PROBLEM SET –
1) Answer each question about the text on the 3rd Congress of the Workers' Party of Korea on its own line, marked (a), (b) and (c).
(a) How many days did the congress last?
(b) How often is the congress stipulated to be held?
(c) Who was reelected as WPK Chairman?
2) Continue the text about the 3rd Congress of the Workers' Party of Korea from the point where it stops.

##### PASSAGE TO READ

3rd Congress of the Workers' Party of Korea
- The flag of the Workers' Party of Korea
- Date: 23–29 April 1956 (7 days)
- Location: Pyongyang, North Korea;
- Participants: 916 delegates
- Outcome: Election of the 3rd Central Committee and 3rd Central Auditing Committee

= 3rd Congress of the Workers' Party of Korea =

1956 party conference in North Korea

The 3rd Congress of the Workers' Party of Korea (WPK) was held in Pyongyang, North Korea, from 23–29 April 1956. The congress is the highest organ of the party, and is stipulated to be held every four years. 916 delegates represented the party's 1,164,945 members. The 3rd Central Committee, elected by the congress, reelected Kim Il Sung as WPK Chairman, and a number of deputy chairmen.

##########
##### PROVIDED DATA

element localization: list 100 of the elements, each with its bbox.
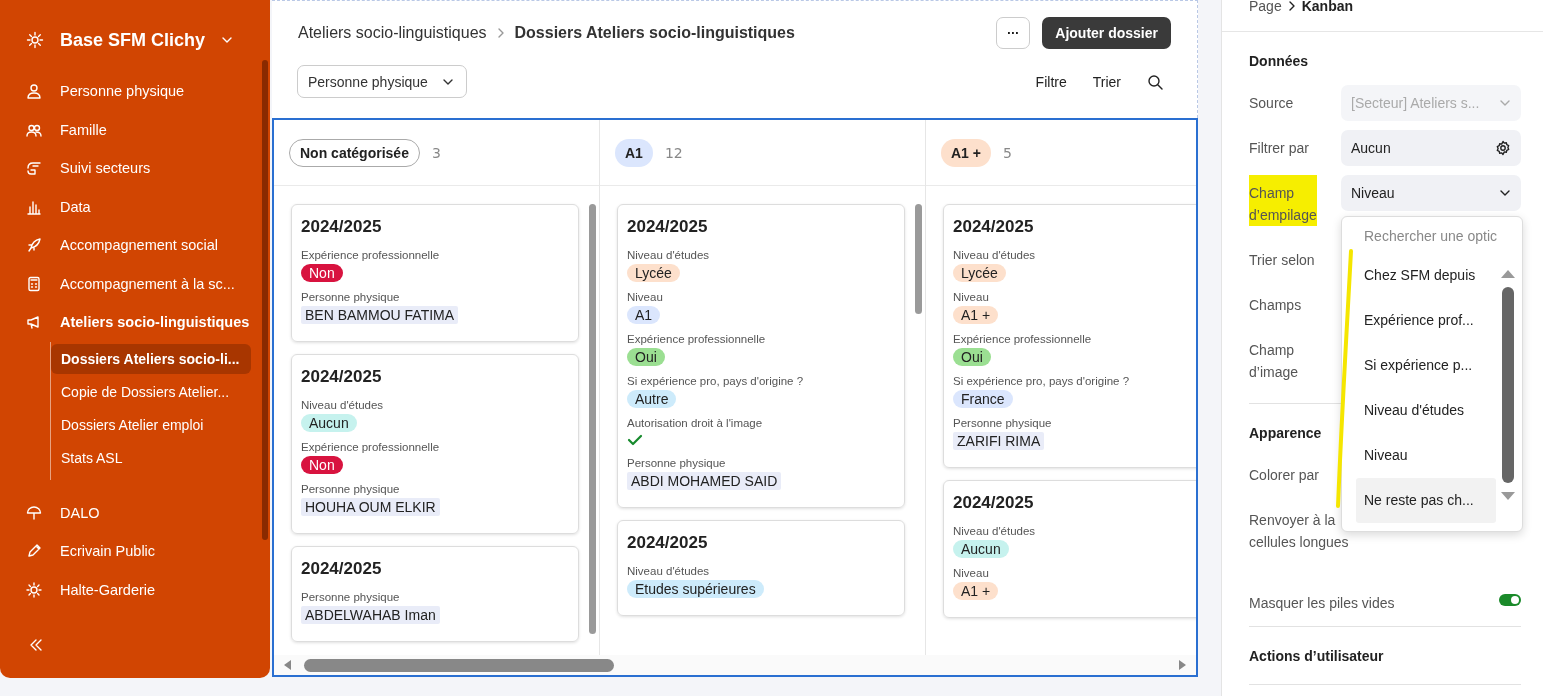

##########

ANSWERS TO THE EXERCISES –
1)
(a) 7 days
(b) Every four years
(c) Kim Il Sung

2)
==Background==
The 17th Plenary Session of the 2nd Central Committee decided on 3 December 1955 that the 3rd Congress would be held in April 1956, two months after the 20th Congress of the Communist Party of the Soviet Union (CPSU), in which de-Stalinization became the Soviet Union's official policy. Choe Yong-gon, a partisan close to Kim Il Sung, attended the 20th Congress and reported on its activities personally to Kim Il Sung when he returned. After being told of the new Soviet policy, Kim Il Sung reacted swiftly; in his first speech after the CPSU congress he told WPK members that they needed to curtail the powers of a single leader by establishing a collective leadership. Kim Il Sung went on to chastise former figures such as Pak Hon-yong and Yi Sung-yop who, he claimed, had exerted "individual heroism" and failed to follow collective leadership procedures. However, this was just talk, and no one related the discussion about collective leadership to Kim Il Sung's power concentration at the top; he held the highest party office, the WPK chairmanship, and the highest state office, as head of government. In a similar vein, Kim Il Sung did not refer to the Soviet Union's de-Stalinization policies by name and did not criticize Joseph Stalin's leadership; however, he had no problem criticizing the activities of people close to Stalin; Vyacheslav Molotov, Lazar Kaganovich, Georgy Malenkov and Nikolai Bulganin for instance.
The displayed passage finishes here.